→ Work instructions: Search the data below for "name"; list each line that holds it.
▬▬▬
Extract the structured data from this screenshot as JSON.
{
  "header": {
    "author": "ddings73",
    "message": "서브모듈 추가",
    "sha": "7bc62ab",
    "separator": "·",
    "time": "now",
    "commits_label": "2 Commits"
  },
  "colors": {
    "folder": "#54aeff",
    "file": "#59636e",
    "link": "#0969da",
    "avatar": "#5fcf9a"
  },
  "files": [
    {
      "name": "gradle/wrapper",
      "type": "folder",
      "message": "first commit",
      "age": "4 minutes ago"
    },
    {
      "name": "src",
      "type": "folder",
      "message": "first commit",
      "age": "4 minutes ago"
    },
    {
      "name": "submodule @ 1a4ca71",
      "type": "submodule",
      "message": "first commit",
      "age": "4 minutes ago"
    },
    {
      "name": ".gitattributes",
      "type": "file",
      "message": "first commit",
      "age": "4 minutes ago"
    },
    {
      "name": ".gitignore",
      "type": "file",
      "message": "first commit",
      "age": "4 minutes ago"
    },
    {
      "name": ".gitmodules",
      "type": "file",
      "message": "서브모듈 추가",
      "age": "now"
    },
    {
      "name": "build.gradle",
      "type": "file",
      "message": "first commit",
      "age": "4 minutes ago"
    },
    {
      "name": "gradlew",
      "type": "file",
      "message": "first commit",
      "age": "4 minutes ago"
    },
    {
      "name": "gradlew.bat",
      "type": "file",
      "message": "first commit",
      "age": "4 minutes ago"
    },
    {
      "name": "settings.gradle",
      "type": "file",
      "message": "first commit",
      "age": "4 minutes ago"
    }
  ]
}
▬▬▬
→ The output:
      "name": "gradle/wrapper",
      "name": "src",
      "name": "submodule @ 1a4ca71",
      "name": ".gitattributes",
      "name": ".gitignore",
      "name": ".gitmodules",
      "name": "build.gradle",
      "name": "gradlew",
      "name": "gradlew.bat",
      "name": "settings.gradle",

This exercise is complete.